Restate the whole listing word for word. Pictures are left out.

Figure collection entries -
-=-=-

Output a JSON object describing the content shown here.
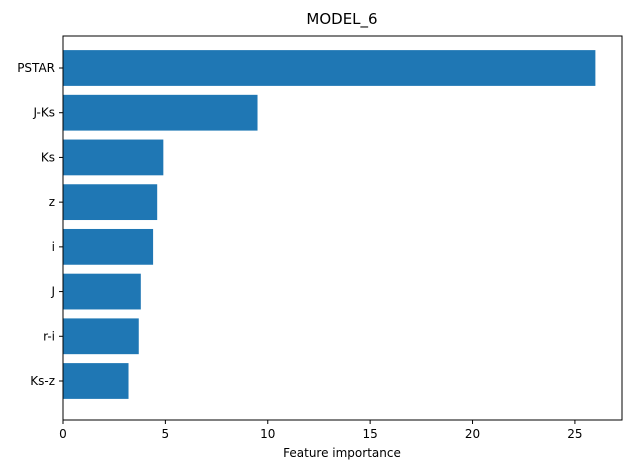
{
  "chart_data": {
    "type": "bar",
    "orientation": "horizontal",
    "title": "MODEL_6",
    "xlabel": "Feature importance",
    "ylabel": "",
    "categories": [
      "PSTAR",
      "J-Ks",
      "Ks",
      "z",
      "i",
      "J",
      "r-i",
      "Ks-z"
    ],
    "values": [
      26.0,
      9.5,
      4.9,
      4.6,
      4.4,
      3.8,
      3.7,
      3.2
    ],
    "xlim": [
      0,
      27.3
    ],
    "xticks": [
      0,
      5,
      10,
      15,
      20,
      25
    ],
    "grid": false,
    "legend": "none",
    "bar_color": "#1f77b4"
  }
}
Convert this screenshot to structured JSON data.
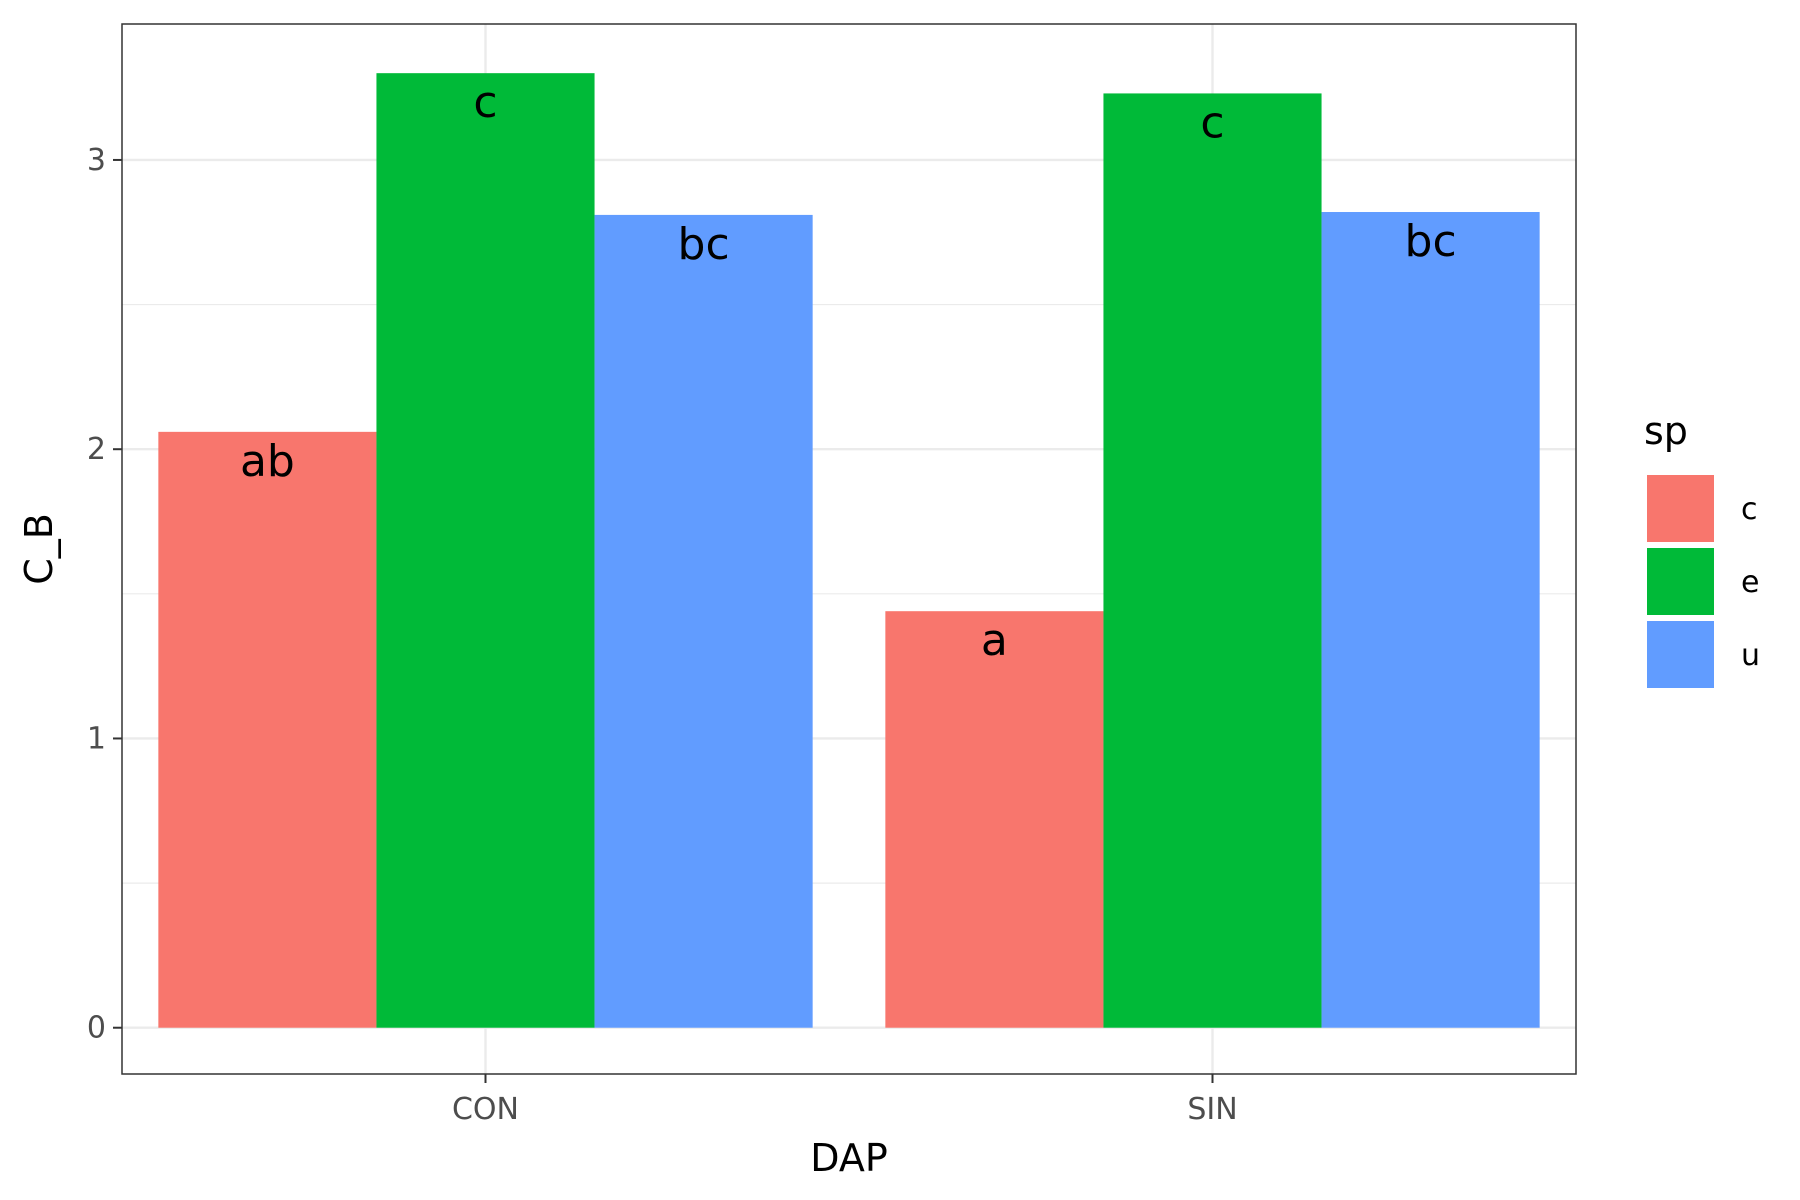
{
  "chart_data": {
    "type": "bar",
    "xlabel": "DAP",
    "ylabel": "C_B",
    "categories": [
      "CON",
      "SIN"
    ],
    "series": [
      {
        "name": "c",
        "color": "#F8766D",
        "values": [
          2.06,
          1.44
        ],
        "labels": [
          "ab",
          "a"
        ]
      },
      {
        "name": "e",
        "color": "#00BA38",
        "values": [
          3.3,
          3.23
        ],
        "labels": [
          "c",
          "c"
        ]
      },
      {
        "name": "u",
        "color": "#619CFF",
        "values": [
          2.81,
          2.82
        ],
        "labels": [
          "bc",
          "bc"
        ]
      }
    ],
    "ylim": [
      -0.16,
      3.47
    ],
    "yticks": [
      0,
      1,
      2,
      3
    ],
    "legend": {
      "title": "sp",
      "position": "right"
    },
    "grid": true,
    "theme": "bw"
  }
}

-=-=-

The completed task -
Output a JSON object describing the content shown here.
{
  "chart_data": {
    "type": "bar",
    "orientation": "horizontal",
    "title": "MODEL_6",
    "xlabel": "Feature importance",
    "ylabel": "",
    "categories": [
      "PSTAR",
      "J-Ks",
      "Ks",
      "z",
      "i",
      "J",
      "r-i",
      "Ks-z"
    ],
    "values": [
      26.0,
      9.5,
      4.9,
      4.6,
      4.4,
      3.8,
      3.7,
      3.2
    ],
    "xlim": [
      0,
      27.3
    ],
    "xticks": [
      0,
      5,
      10,
      15,
      20,
      25
    ],
    "grid": false,
    "legend": "none",
    "bar_color": "#1f77b4"
  }
}
Convert this screenshot to structured JSON data.
{
  "chart_data": {
    "type": "bar",
    "xlabel": "DAP",
    "ylabel": "C_B",
    "categories": [
      "CON",
      "SIN"
    ],
    "series": [
      {
        "name": "c",
        "color": "#F8766D",
        "values": [
          2.06,
          1.44
        ],
        "labels": [
          "ab",
          "a"
        ]
      },
      {
        "name": "e",
        "color": "#00BA38",
        "values": [
          3.3,
          3.23
        ],
        "labels": [
          "c",
          "c"
        ]
      },
      {
        "name": "u",
        "color": "#619CFF",
        "values": [
          2.81,
          2.82
        ],
        "labels": [
          "bc",
          "bc"
        ]
      }
    ],
    "ylim": [
      -0.16,
      3.47
    ],
    "yticks": [
      0,
      1,
      2,
      3
    ],
    "legend": {
      "title": "sp",
      "position": "right"
    },
    "grid": true,
    "theme": "bw"
  }
}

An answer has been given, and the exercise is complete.